Every line with the word "completed" in it should be extracted from the data that follows.

** START Record excerpts **

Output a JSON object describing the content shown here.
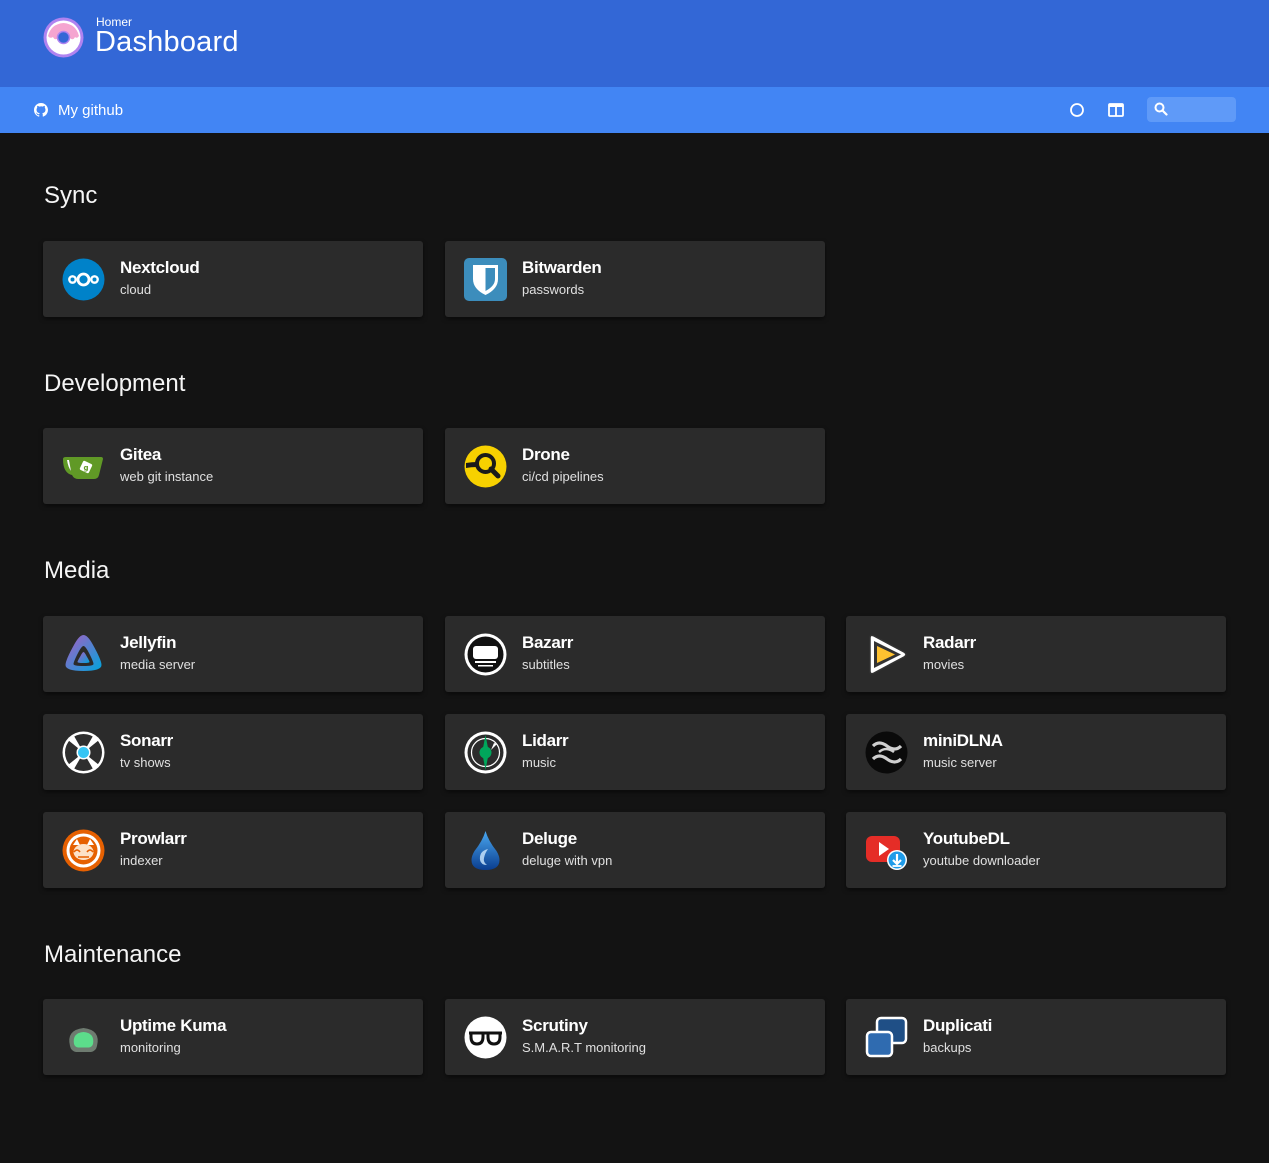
{
  "header": {
    "subtitle": "Homer",
    "title": "Dashboard"
  },
  "navbar": {
    "link_label": "My github",
    "search_placeholder": ""
  },
  "icons": {
    "logo": "donut-logo-icon",
    "github": "github-icon",
    "theme": "circle-icon",
    "layout": "columns-icon",
    "search": "search-icon"
  },
  "colors": {
    "header": "#3367d6",
    "navbar": "#4285f4",
    "background": "#131313",
    "card": "#2b2b2b"
  },
  "groups": [
    {
      "title": "Sync",
      "services": [
        {
          "name": "Nextcloud",
          "subtitle": "cloud",
          "icon": "nextcloud-icon"
        },
        {
          "name": "Bitwarden",
          "subtitle": "passwords",
          "icon": "bitwarden-icon"
        }
      ]
    },
    {
      "title": "Development",
      "services": [
        {
          "name": "Gitea",
          "subtitle": "web git instance",
          "icon": "gitea-icon"
        },
        {
          "name": "Drone",
          "subtitle": "ci/cd pipelines",
          "icon": "drone-icon"
        }
      ]
    },
    {
      "title": "Media",
      "services": [
        {
          "name": "Jellyfin",
          "subtitle": "media server",
          "icon": "jellyfin-icon"
        },
        {
          "name": "Bazarr",
          "subtitle": "subtitles",
          "icon": "bazarr-icon"
        },
        {
          "name": "Radarr",
          "subtitle": "movies",
          "icon": "radarr-icon"
        },
        {
          "name": "Sonarr",
          "subtitle": "tv shows",
          "icon": "sonarr-icon"
        },
        {
          "name": "Lidarr",
          "subtitle": "music",
          "icon": "lidarr-icon"
        },
        {
          "name": "miniDLNA",
          "subtitle": "music server",
          "icon": "minidlna-icon"
        },
        {
          "name": "Prowlarr",
          "subtitle": "indexer",
          "icon": "prowlarr-icon"
        },
        {
          "name": "Deluge",
          "subtitle": "deluge with vpn",
          "icon": "deluge-icon"
        },
        {
          "name": "YoutubeDL",
          "subtitle": "youtube downloader",
          "icon": "youtubedl-icon"
        }
      ]
    },
    {
      "title": "Maintenance",
      "services": [
        {
          "name": "Uptime Kuma",
          "subtitle": "monitoring",
          "icon": "uptime-kuma-icon"
        },
        {
          "name": "Scrutiny",
          "subtitle": "S.M.A.R.T monitoring",
          "icon": "scrutiny-icon"
        },
        {
          "name": "Duplicati",
          "subtitle": "backups",
          "icon": "duplicati-icon"
        }
      ]
    }
  ]
}
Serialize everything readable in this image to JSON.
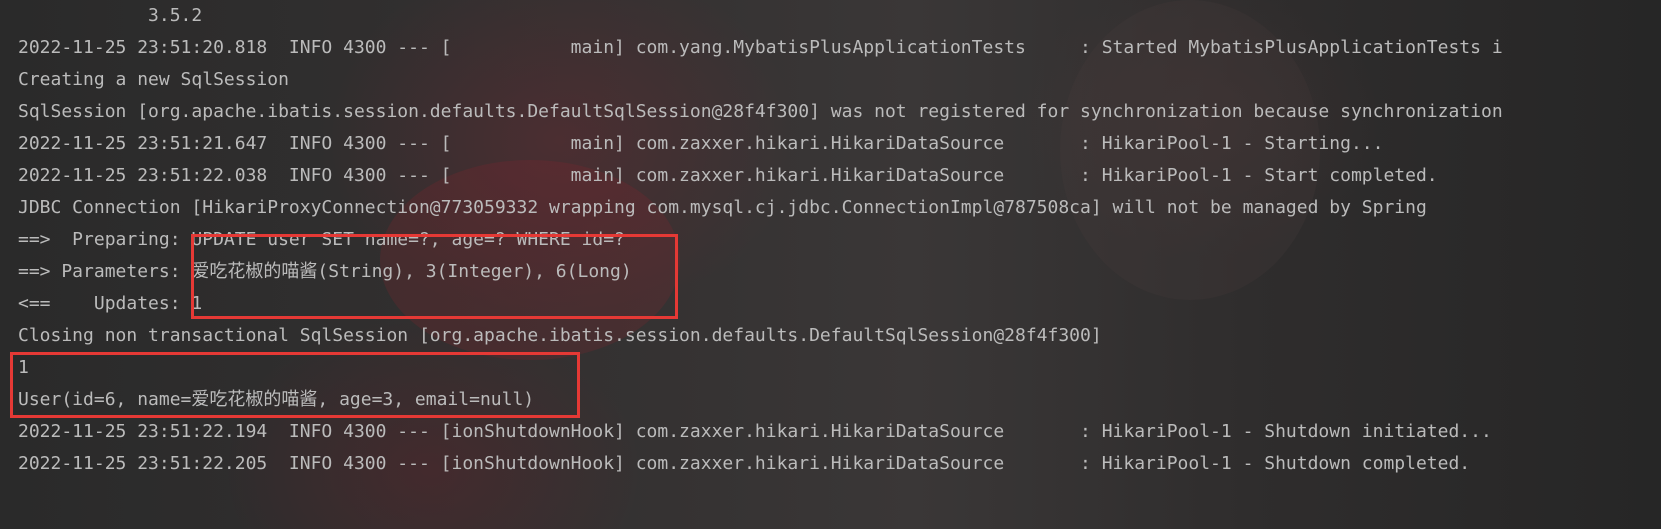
{
  "console": {
    "lines": [
      "            3.5.2",
      "2022-11-25 23:51:20.818  INFO 4300 --- [           main] com.yang.MybatisPlusApplicationTests     : Started MybatisPlusApplicationTests i",
      "Creating a new SqlSession",
      "SqlSession [org.apache.ibatis.session.defaults.DefaultSqlSession@28f4f300] was not registered for synchronization because synchronization",
      "2022-11-25 23:51:21.647  INFO 4300 --- [           main] com.zaxxer.hikari.HikariDataSource       : HikariPool-1 - Starting...",
      "2022-11-25 23:51:22.038  INFO 4300 --- [           main] com.zaxxer.hikari.HikariDataSource       : HikariPool-1 - Start completed.",
      "JDBC Connection [HikariProxyConnection@773059332 wrapping com.mysql.cj.jdbc.ConnectionImpl@787508ca] will not be managed by Spring",
      "==>  Preparing: UPDATE user SET name=?, age=? WHERE id=?",
      "==> Parameters: 爱吃花椒的喵酱(String), 3(Integer), 6(Long)",
      "<==    Updates: 1",
      "Closing non transactional SqlSession [org.apache.ibatis.session.defaults.DefaultSqlSession@28f4f300]",
      "1",
      "User(id=6, name=爱吃花椒的喵酱, age=3, email=null)",
      "2022-11-25 23:51:22.194  INFO 4300 --- [ionShutdownHook] com.zaxxer.hikari.HikariDataSource       : HikariPool-1 - Shutdown initiated...",
      "2022-11-25 23:51:22.205  INFO 4300 --- [ionShutdownHook] com.zaxxer.hikari.HikariDataSource       : HikariPool-1 - Shutdown completed."
    ]
  },
  "colors": {
    "text": "#bbbbbb",
    "highlight_box": "#e53935",
    "background": "#2b2b2b"
  }
}
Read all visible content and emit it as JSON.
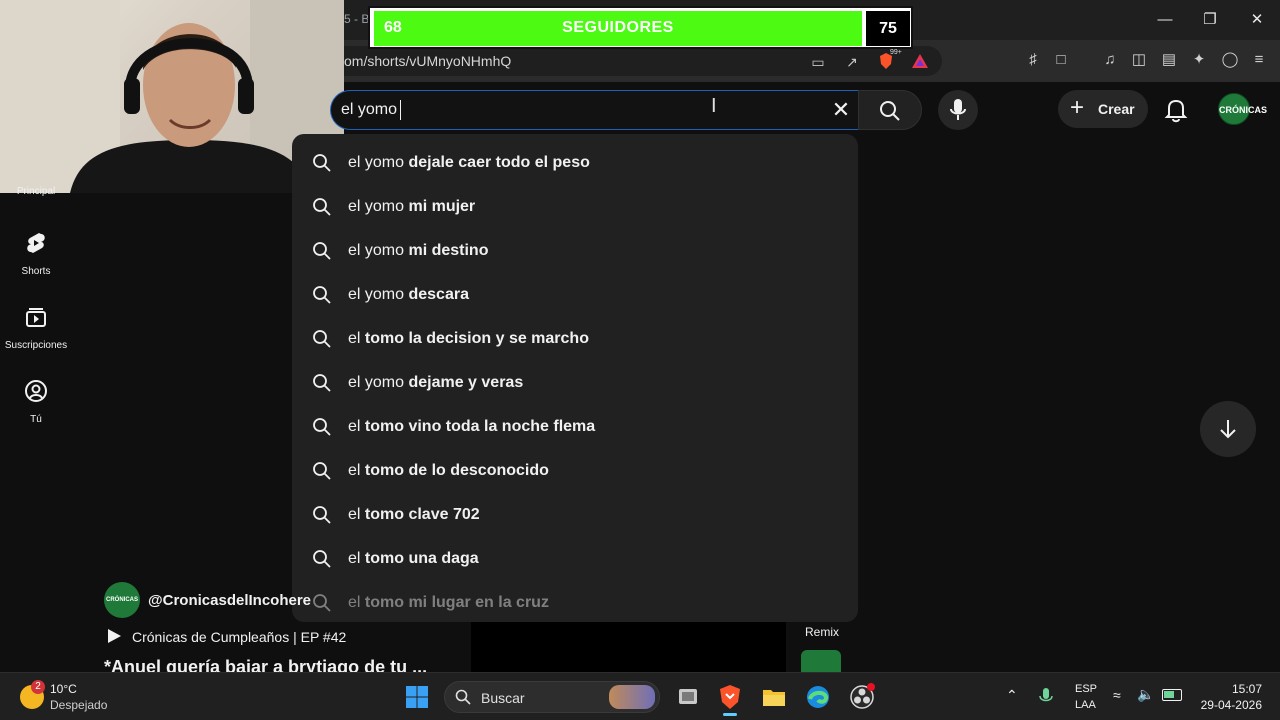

** END Record excerpts **

## Expected answer
      "2022-11-25 23:51:22.038  INFO 4300 --- [           main] com.zaxxer.hikari.HikariDataSource       : HikariPool-1 - Start completed.",
      "2022-11-25 23:51:22.205  INFO 4300 --- [ionShutdownHook] com.zaxxer.hikari.HikariDataSource       : HikariPool-1 - Shutdown completed."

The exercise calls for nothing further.